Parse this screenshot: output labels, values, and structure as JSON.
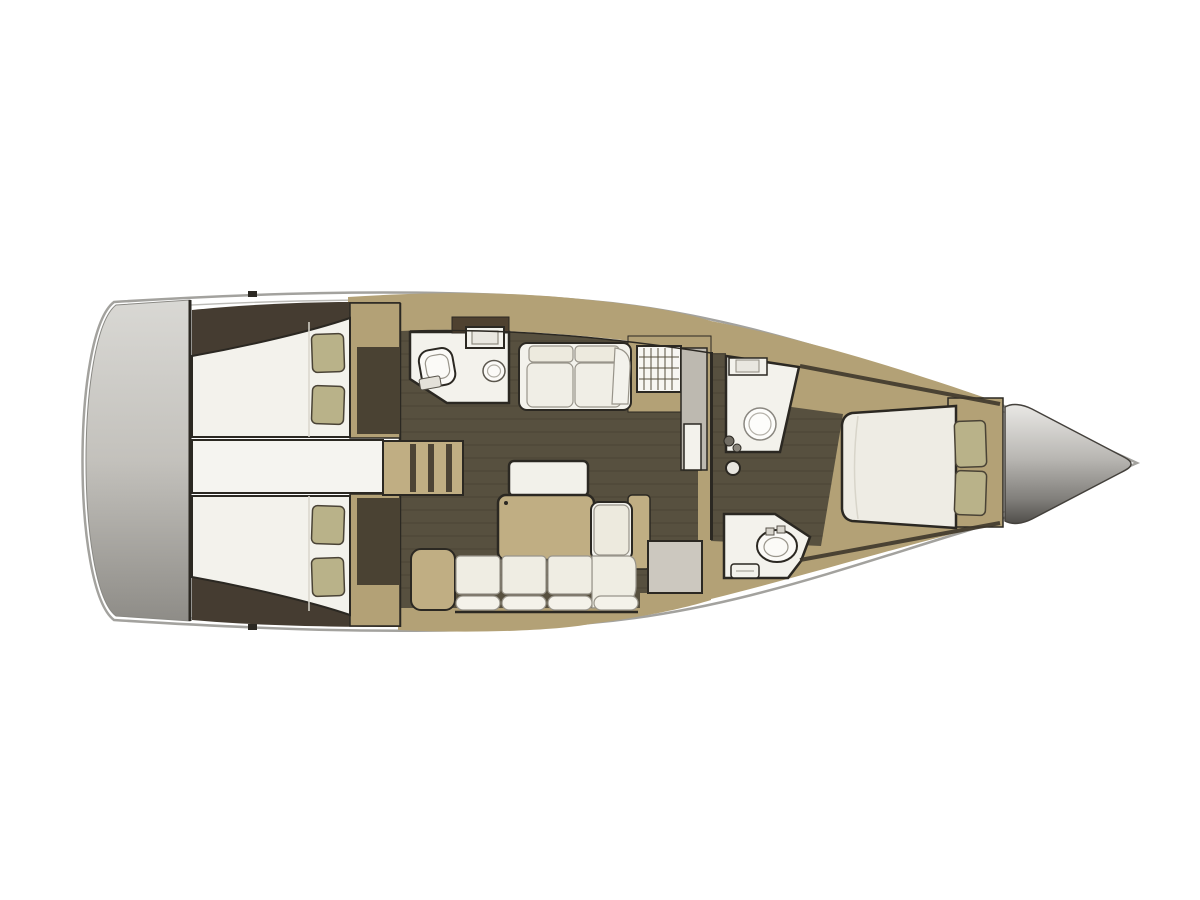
{
  "page": {
    "background": "#ffffff",
    "width": 1200,
    "height": 900
  },
  "diagram": {
    "type": "yacht-interior-floor-plan",
    "view": "top-down",
    "orientation": "bow-right-stern-left",
    "regions": [
      {
        "id": "swim-platform",
        "kind": "stern transom platform"
      },
      {
        "id": "aft-cabin-port",
        "kind": "aft double cabin with berth and two pillows"
      },
      {
        "id": "aft-cabin-starboard",
        "kind": "aft double cabin with berth and two pillows"
      },
      {
        "id": "companionway",
        "kind": "entry steps between aft cabins"
      },
      {
        "id": "aft-head",
        "kind": "aft bathroom with toilet and washbasin"
      },
      {
        "id": "saloon",
        "kind": "main salon with settee, table, sofa and chart seat"
      },
      {
        "id": "galley",
        "kind": "counter with sink, stove grid, cabinet and fridge"
      },
      {
        "id": "forward-head-shower",
        "kind": "forward shower room"
      },
      {
        "id": "forward-head-toilet",
        "kind": "forward bathroom with toilet and basin"
      },
      {
        "id": "forward-cabin",
        "kind": "owner cabin with island berth and two pillows"
      },
      {
        "id": "bow-locker",
        "kind": "anchor locker cone at bow"
      }
    ],
    "fixtures": [
      "toilet",
      "washbasin",
      "shower",
      "sink-counter",
      "stove-grid",
      "fridge",
      "mast-step",
      "table",
      "sofa",
      "settee",
      "steps"
    ]
  },
  "palette": {
    "hull_stroke": "#a3a29e",
    "deck_white": "#ffffff",
    "wood": "#b3a176",
    "wood_light": "#c0ae83",
    "floor_dark": "#57503f",
    "corner_dark": "#453c31",
    "wall_dark": "#2b2822",
    "furniture_white": "#f3f2ec",
    "cushion": "#edeade",
    "pillow": "#b9b289",
    "step_gray": "#ccc8bf",
    "transom_top": "#d9d8d4",
    "transom_bottom": "#8e8c87",
    "bow_light": "#e9e8e5",
    "bow_dark": "#504e4a"
  }
}
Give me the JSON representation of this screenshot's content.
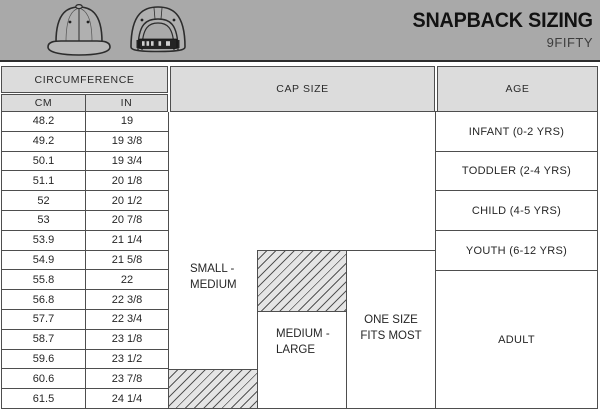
{
  "banner": {
    "title": "SNAPBACK SIZING",
    "subtitle": "9FIFTY"
  },
  "table": {
    "headers": {
      "circumference": "CIRCUMFERENCE",
      "cm": "CM",
      "inches": "IN",
      "cap_size": "CAP SIZE",
      "age": "AGE"
    },
    "rows": [
      {
        "cm": "48.2",
        "in": "19"
      },
      {
        "cm": "49.2",
        "in": "19 3/8"
      },
      {
        "cm": "50.1",
        "in": "19 3/4"
      },
      {
        "cm": "51.1",
        "in": "20 1/8"
      },
      {
        "cm": "52",
        "in": "20 1/2"
      },
      {
        "cm": "53",
        "in": "20 7/8"
      },
      {
        "cm": "53.9",
        "in": "21 1/4"
      },
      {
        "cm": "54.9",
        "in": "21 5/8"
      },
      {
        "cm": "55.8",
        "in": "22"
      },
      {
        "cm": "56.8",
        "in": "22 3/8"
      },
      {
        "cm": "57.7",
        "in": "22 3/4"
      },
      {
        "cm": "58.7",
        "in": "23 1/8"
      },
      {
        "cm": "59.6",
        "in": "23 1/2"
      },
      {
        "cm": "60.6",
        "in": "23 7/8"
      },
      {
        "cm": "61.5",
        "in": "24 1/4"
      }
    ],
    "cap_size": {
      "small_medium": "SMALL - MEDIUM",
      "medium_large": "MEDIUM - LARGE",
      "one_size": "ONE SIZE FITS MOST"
    },
    "age_groups": {
      "infant": "INFANT (0-2 YRS)",
      "toddler": "TODDLER (2-4 YRS)",
      "child": "CHILD (4-5 YRS)",
      "youth": "YOUTH (6-12 YRS)",
      "adult": "ADULT"
    }
  },
  "colors": {
    "banner_bg": "#a9a9a9",
    "header_cell_bg": "#dcdcdc",
    "border": "#4e4e4e",
    "hatch_bg": "#e5e5e5"
  }
}
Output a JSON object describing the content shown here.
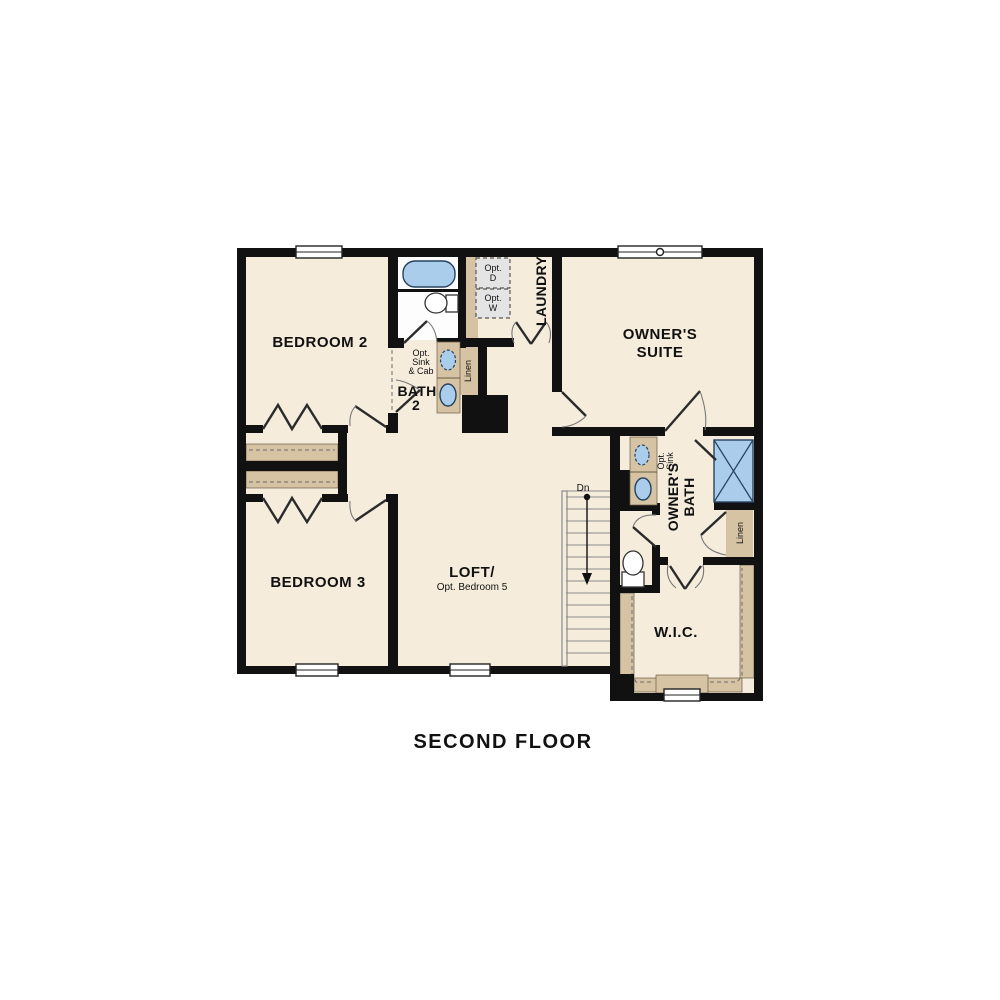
{
  "caption": "SECOND FLOOR",
  "floor_plan": {
    "rooms": {
      "bedroom2": {
        "label": "BEDROOM 2"
      },
      "bedroom3": {
        "label": "BEDROOM 3"
      },
      "owners_suite": {
        "label_line1": "OWNER'S",
        "label_line2": "SUITE"
      },
      "loft": {
        "label_line1": "LOFT/",
        "label_line2": "Opt. Bedroom 5"
      },
      "bath2": {
        "label_line1": "BATH",
        "label_line2": "2",
        "opt_note_line1": "Opt.",
        "opt_note_line2": "Sink",
        "opt_note_line3": "& Cab"
      },
      "laundry": {
        "label": "LAUNDRY",
        "opt_dryer_line1": "Opt.",
        "opt_dryer_line2": "D",
        "opt_washer_line1": "Opt.",
        "opt_washer_line2": "W"
      },
      "owners_bath": {
        "label_line1": "OWNER'S",
        "label_line2": "BATH",
        "opt_sink_line1": "Opt.",
        "opt_sink_line2": "Sink"
      },
      "wic": {
        "label": "W.I.C."
      },
      "linen_hall": {
        "label": "Linen"
      },
      "linen_owners": {
        "label": "Linen"
      },
      "stairs": {
        "direction_label": "Dn"
      }
    },
    "fixtures": [
      "bathtub",
      "toilet-bath2",
      "vanity-double-sink-bath2",
      "optional-sink-bath2",
      "washer-optional",
      "dryer-optional",
      "shower-owners-bath",
      "vanity-owners-bath",
      "optional-sink-owners-bath",
      "toilet-owners-wc",
      "closet-shelves",
      "wic-shelving"
    ],
    "colors": {
      "room_fill": "#f5ecdc",
      "wet_area_fill": "#fdfdfd",
      "casework_tan": "#d5c3a4",
      "fixture_blue": "#a9cdea",
      "wall_black": "#111111",
      "optional_appliance_gray": "#e4e4e4"
    }
  }
}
##############################
#### PROBLEM DETAILS
Look through the entries above and list every line containing "bathroom".

#### TASK OUTPUT
        "kind": "aft bathroom with toilet and washbasin"
        "kind": "forward bathroom with toilet and basin"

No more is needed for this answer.